→ Input material

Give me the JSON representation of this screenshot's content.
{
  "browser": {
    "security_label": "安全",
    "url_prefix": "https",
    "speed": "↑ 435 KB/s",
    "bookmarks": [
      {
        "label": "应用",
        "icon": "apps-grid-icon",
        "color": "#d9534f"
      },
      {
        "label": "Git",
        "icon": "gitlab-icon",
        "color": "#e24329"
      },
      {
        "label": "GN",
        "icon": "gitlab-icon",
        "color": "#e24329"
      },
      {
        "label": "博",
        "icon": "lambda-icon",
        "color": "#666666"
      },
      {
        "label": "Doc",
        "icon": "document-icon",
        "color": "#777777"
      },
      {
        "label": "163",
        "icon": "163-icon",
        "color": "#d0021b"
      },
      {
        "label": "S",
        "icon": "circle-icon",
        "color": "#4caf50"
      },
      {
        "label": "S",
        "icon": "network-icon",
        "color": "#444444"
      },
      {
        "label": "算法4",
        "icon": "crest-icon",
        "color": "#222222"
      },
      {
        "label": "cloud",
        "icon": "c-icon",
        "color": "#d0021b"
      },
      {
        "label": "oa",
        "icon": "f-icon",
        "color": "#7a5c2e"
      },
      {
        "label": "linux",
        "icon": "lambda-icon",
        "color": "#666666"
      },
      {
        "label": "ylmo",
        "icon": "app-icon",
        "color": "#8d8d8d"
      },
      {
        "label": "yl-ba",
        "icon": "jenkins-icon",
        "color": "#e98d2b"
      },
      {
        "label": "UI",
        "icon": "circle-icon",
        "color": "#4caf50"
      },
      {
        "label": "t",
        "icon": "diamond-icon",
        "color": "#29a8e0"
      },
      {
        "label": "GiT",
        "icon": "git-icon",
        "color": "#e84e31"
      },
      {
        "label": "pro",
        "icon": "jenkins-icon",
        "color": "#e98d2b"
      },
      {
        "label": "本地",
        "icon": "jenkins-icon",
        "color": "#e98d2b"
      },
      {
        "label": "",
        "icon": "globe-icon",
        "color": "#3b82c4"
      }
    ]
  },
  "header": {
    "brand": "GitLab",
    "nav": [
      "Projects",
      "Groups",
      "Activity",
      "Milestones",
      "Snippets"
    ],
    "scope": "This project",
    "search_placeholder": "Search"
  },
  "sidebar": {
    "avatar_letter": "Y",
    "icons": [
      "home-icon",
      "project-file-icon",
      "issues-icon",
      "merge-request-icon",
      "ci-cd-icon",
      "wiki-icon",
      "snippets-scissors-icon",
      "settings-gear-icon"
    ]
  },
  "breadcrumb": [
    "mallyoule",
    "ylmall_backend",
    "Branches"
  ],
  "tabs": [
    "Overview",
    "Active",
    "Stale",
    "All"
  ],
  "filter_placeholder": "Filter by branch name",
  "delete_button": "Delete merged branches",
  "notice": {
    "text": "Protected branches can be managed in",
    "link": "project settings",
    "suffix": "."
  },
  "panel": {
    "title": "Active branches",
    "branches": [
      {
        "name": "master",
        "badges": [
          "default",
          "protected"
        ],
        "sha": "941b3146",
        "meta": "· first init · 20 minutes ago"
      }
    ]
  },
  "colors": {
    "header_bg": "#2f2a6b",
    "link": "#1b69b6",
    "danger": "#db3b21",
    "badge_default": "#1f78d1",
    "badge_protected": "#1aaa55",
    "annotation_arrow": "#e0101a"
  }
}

→ Problem description
Return the full listing, character for character.

→ Exercise result
Give me the JSON representation of this screenshot's content.
{
  "browser": {
    "security_label": "安全",
    "url_prefix": "https",
    "speed": "↑ 435 KB/s",
    "bookmarks": [
      {
        "label": "应用",
        "icon": "apps-grid-icon",
        "color": "#d9534f"
      },
      {
        "label": "Git",
        "icon": "gitlab-icon",
        "color": "#e24329"
      },
      {
        "label": "GN",
        "icon": "gitlab-icon",
        "color": "#e24329"
      },
      {
        "label": "博",
        "icon": "lambda-icon",
        "color": "#666666"
      },
      {
        "label": "Doc",
        "icon": "document-icon",
        "color": "#777777"
      },
      {
        "label": "163",
        "icon": "163-icon",
        "color": "#d0021b"
      },
      {
        "label": "S",
        "icon": "circle-icon",
        "color": "#4caf50"
      },
      {
        "label": "S",
        "icon": "network-icon",
        "color": "#444444"
      },
      {
        "label": "算法4",
        "icon": "crest-icon",
        "color": "#222222"
      },
      {
        "label": "cloud",
        "icon": "c-icon",
        "color": "#d0021b"
      },
      {
        "label": "oa",
        "icon": "f-icon",
        "color": "#7a5c2e"
      },
      {
        "label": "linux",
        "icon": "lambda-icon",
        "color": "#666666"
      },
      {
        "label": "ylmo",
        "icon": "app-icon",
        "color": "#8d8d8d"
      },
      {
        "label": "yl-ba",
        "icon": "jenkins-icon",
        "color": "#e98d2b"
      },
      {
        "label": "UI",
        "icon": "circle-icon",
        "color": "#4caf50"
      },
      {
        "label": "t",
        "icon": "diamond-icon",
        "color": "#29a8e0"
      },
      {
        "label": "GiT",
        "icon": "git-icon",
        "color": "#e84e31"
      },
      {
        "label": "pro",
        "icon": "jenkins-icon",
        "color": "#e98d2b"
      },
      {
        "label": "本地",
        "icon": "jenkins-icon",
        "color": "#e98d2b"
      },
      {
        "label": "",
        "icon": "globe-icon",
        "color": "#3b82c4"
      }
    ]
  },
  "header": {
    "brand": "GitLab",
    "nav": [
      "Projects",
      "Groups",
      "Activity",
      "Milestones",
      "Snippets"
    ],
    "scope": "This project",
    "search_placeholder": "Search"
  },
  "sidebar": {
    "avatar_letter": "Y",
    "icons": [
      "home-icon",
      "project-file-icon",
      "issues-icon",
      "merge-request-icon",
      "ci-cd-icon",
      "wiki-icon",
      "snippets-scissors-icon",
      "settings-gear-icon"
    ]
  },
  "breadcrumb": [
    "mallyoule",
    "ylmall_backend",
    "Branches"
  ],
  "tabs": [
    "Overview",
    "Active",
    "Stale",
    "All"
  ],
  "filter_placeholder": "Filter by branch name",
  "delete_button": "Delete merged branches",
  "notice": {
    "text": "Protected branches can be managed in",
    "link": "project settings",
    "suffix": "."
  },
  "panel": {
    "title": "Active branches",
    "branches": [
      {
        "name": "master",
        "badges": [
          "default",
          "protected"
        ],
        "sha": "941b3146",
        "meta": "· first init · 20 minutes ago"
      }
    ]
  },
  "colors": {
    "header_bg": "#2f2a6b",
    "link": "#1b69b6",
    "danger": "#db3b21",
    "badge_default": "#1f78d1",
    "badge_protected": "#1aaa55",
    "annotation_arrow": "#e0101a"
  }
}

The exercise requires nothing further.